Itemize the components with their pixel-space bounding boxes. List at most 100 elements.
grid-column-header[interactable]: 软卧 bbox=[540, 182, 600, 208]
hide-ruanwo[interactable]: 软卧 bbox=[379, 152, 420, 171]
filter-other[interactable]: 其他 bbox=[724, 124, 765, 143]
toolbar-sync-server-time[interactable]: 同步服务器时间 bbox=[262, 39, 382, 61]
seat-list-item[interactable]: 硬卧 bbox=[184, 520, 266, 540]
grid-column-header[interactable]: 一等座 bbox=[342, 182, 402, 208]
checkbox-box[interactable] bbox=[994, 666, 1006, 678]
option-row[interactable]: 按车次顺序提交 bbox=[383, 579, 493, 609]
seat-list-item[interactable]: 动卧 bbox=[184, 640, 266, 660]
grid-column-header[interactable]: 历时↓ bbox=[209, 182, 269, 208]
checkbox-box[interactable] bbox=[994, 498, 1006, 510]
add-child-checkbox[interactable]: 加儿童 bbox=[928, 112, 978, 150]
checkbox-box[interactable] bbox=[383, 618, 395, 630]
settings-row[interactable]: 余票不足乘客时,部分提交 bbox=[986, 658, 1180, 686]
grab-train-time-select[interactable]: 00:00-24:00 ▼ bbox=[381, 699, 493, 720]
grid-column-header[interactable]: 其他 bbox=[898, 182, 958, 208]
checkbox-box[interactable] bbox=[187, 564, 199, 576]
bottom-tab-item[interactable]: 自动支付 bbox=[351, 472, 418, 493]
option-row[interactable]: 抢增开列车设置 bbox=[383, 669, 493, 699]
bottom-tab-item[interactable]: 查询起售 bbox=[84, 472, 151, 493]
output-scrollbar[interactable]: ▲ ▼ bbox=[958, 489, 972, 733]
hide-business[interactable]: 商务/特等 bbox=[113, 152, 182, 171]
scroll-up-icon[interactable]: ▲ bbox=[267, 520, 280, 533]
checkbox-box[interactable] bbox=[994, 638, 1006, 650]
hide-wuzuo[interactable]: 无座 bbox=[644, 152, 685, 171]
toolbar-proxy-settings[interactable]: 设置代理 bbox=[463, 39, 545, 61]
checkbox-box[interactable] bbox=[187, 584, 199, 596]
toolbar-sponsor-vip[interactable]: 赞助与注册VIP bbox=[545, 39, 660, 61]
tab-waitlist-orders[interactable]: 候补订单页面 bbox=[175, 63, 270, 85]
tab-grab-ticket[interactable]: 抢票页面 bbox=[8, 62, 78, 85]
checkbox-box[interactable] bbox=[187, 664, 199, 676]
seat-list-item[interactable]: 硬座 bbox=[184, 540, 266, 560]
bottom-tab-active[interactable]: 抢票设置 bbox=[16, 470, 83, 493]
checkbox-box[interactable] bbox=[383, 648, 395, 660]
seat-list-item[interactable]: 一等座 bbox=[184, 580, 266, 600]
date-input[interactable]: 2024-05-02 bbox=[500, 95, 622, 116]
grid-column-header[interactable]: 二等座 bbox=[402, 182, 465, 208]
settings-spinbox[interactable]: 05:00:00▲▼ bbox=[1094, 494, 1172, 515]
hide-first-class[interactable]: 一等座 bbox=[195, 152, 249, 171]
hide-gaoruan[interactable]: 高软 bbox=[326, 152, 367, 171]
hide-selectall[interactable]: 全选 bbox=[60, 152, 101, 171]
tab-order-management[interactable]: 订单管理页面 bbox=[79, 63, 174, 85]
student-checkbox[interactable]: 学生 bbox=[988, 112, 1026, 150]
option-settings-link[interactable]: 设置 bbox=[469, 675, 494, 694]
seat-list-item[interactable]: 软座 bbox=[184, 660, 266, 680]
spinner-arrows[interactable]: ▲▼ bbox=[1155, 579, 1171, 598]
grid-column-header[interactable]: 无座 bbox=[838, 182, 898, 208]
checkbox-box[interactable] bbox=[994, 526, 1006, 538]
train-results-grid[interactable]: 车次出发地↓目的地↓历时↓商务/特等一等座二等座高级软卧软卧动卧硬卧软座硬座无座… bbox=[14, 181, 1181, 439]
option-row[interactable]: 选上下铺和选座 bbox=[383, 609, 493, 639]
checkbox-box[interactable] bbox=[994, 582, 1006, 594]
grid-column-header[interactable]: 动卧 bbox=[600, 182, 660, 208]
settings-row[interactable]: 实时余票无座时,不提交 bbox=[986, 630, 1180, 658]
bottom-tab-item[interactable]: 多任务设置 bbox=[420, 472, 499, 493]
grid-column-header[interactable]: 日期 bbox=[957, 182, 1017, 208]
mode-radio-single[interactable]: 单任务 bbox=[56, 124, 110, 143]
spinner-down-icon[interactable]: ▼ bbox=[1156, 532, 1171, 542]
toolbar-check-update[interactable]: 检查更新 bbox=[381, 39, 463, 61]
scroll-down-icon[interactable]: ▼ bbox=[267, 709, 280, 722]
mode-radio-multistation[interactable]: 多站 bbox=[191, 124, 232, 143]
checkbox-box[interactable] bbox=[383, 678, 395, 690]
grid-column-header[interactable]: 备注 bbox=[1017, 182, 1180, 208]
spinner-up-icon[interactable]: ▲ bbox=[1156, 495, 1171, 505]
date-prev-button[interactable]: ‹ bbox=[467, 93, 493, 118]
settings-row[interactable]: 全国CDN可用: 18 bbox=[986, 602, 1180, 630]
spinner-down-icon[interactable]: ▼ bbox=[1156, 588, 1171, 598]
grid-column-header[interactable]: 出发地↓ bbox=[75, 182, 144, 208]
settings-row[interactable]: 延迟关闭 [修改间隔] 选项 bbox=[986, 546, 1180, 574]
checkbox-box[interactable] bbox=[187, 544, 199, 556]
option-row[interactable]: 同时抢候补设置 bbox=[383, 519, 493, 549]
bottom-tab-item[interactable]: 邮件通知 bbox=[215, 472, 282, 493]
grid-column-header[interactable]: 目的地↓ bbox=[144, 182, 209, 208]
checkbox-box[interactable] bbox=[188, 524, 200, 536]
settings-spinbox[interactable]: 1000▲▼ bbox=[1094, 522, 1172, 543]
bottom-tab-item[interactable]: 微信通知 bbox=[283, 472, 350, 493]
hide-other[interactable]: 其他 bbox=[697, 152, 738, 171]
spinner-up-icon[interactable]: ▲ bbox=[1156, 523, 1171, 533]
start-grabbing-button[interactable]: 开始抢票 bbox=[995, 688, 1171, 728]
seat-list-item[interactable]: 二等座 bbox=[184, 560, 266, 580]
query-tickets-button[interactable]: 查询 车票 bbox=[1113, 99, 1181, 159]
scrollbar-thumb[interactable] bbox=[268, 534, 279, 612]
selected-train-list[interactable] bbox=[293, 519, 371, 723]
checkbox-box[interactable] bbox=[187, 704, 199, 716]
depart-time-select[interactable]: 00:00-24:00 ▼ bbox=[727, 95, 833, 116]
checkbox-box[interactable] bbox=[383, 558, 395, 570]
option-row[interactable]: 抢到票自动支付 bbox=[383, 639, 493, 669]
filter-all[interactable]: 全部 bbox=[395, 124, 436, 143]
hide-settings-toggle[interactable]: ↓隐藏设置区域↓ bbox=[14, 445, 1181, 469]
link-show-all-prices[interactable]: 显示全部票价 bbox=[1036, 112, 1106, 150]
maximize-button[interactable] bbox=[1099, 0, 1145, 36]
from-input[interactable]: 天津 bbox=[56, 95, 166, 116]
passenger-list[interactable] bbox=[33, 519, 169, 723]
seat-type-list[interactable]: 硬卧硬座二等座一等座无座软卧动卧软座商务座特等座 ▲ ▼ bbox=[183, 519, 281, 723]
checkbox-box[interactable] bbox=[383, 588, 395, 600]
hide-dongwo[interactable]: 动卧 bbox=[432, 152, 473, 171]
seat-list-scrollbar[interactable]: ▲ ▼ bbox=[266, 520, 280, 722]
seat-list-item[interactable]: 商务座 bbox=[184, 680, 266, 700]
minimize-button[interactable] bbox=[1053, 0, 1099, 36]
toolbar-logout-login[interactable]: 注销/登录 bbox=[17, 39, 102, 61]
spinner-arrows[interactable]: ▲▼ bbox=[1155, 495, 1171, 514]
========================================
(What you should do)
Render each line as a string in a JSON list, starting at the first line of the records and ending at the line containing "checkbox-box[interactable] bbox=[994, 666, 1006, 678]", both included, with blank lines left out.

(Output below)
[
  "Itemize the components with their pixel-space bounding boxes. List at most 100 elements.",
  "grid-column-header[interactable]: 软卧 bbox=[540, 182, 600, 208]",
  "hide-ruanwo[interactable]: 软卧 bbox=[379, 152, 420, 171]",
  "filter-other[interactable]: 其他 bbox=[724, 124, 765, 143]",
  "toolbar-sync-server-time[interactable]: 同步服务器时间 bbox=[262, 39, 382, 61]",
  "seat-list-item[interactable]: 硬卧 bbox=[184, 520, 266, 540]",
  "grid-column-header[interactable]: 一等座 bbox=[342, 182, 402, 208]",
  "checkbox-box[interactable] bbox=[994, 666, 1006, 678]"
]